**Exercise details**.
Copy out the entries exactly, from the first line to the last.

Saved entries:
• • • • • • •

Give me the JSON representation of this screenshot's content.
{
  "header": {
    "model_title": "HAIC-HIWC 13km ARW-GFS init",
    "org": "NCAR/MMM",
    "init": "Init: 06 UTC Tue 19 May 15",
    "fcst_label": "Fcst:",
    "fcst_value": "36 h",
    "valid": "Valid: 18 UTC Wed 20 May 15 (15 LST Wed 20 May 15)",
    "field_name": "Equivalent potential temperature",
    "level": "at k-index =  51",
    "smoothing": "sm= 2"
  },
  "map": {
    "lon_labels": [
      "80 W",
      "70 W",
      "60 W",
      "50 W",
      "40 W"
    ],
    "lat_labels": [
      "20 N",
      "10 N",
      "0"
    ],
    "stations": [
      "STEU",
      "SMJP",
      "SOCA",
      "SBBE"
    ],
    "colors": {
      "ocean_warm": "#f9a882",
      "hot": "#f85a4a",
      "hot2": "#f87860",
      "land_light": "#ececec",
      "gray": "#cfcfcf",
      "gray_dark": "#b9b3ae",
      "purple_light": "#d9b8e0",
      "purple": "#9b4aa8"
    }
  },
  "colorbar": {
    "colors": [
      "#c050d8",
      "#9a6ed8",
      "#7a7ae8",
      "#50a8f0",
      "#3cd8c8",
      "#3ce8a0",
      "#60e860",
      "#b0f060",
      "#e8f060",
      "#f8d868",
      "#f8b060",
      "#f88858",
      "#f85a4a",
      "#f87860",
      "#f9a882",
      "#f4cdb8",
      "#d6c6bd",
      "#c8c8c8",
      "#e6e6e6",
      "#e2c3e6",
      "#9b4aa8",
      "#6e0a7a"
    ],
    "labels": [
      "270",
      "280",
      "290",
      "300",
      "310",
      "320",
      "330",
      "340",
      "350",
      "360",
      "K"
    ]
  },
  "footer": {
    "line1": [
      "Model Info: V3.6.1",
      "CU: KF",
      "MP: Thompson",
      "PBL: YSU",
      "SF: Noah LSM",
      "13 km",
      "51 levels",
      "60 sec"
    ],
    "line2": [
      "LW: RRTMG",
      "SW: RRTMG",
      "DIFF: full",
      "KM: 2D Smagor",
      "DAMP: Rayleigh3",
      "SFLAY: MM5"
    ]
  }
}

• • • • • • •

**Complete response**.
Give me the JSON representation of this screenshot's content.
{
  "header": {
    "model_title": "HAIC-HIWC 13km ARW-GFS init",
    "org": "NCAR/MMM",
    "init": "Init: 06 UTC Tue 19 May 15",
    "fcst_label": "Fcst:",
    "fcst_value": "36 h",
    "valid": "Valid: 18 UTC Wed 20 May 15 (15 LST Wed 20 May 15)",
    "field_name": "Equivalent potential temperature",
    "level": "at k-index =  51",
    "smoothing": "sm= 2"
  },
  "map": {
    "lon_labels": [
      "80 W",
      "70 W",
      "60 W",
      "50 W",
      "40 W"
    ],
    "lat_labels": [
      "20 N",
      "10 N",
      "0"
    ],
    "stations": [
      "STEU",
      "SMJP",
      "SOCA",
      "SBBE"
    ],
    "colors": {
      "ocean_warm": "#f9a882",
      "hot": "#f85a4a",
      "hot2": "#f87860",
      "land_light": "#ececec",
      "gray": "#cfcfcf",
      "gray_dark": "#b9b3ae",
      "purple_light": "#d9b8e0",
      "purple": "#9b4aa8"
    }
  },
  "colorbar": {
    "colors": [
      "#c050d8",
      "#9a6ed8",
      "#7a7ae8",
      "#50a8f0",
      "#3cd8c8",
      "#3ce8a0",
      "#60e860",
      "#b0f060",
      "#e8f060",
      "#f8d868",
      "#f8b060",
      "#f88858",
      "#f85a4a",
      "#f87860",
      "#f9a882",
      "#f4cdb8",
      "#d6c6bd",
      "#c8c8c8",
      "#e6e6e6",
      "#e2c3e6",
      "#9b4aa8",
      "#6e0a7a"
    ],
    "labels": [
      "270",
      "280",
      "290",
      "300",
      "310",
      "320",
      "330",
      "340",
      "350",
      "360",
      "K"
    ]
  },
  "footer": {
    "line1": [
      "Model Info: V3.6.1",
      "CU: KF",
      "MP: Thompson",
      "PBL: YSU",
      "SF: Noah LSM",
      "13 km",
      "51 levels",
      "60 sec"
    ],
    "line2": [
      "LW: RRTMG",
      "SW: RRTMG",
      "DIFF: full",
      "KM: 2D Smagor",
      "DAMP: Rayleigh3",
      "SFLAY: MM5"
    ]
  }
}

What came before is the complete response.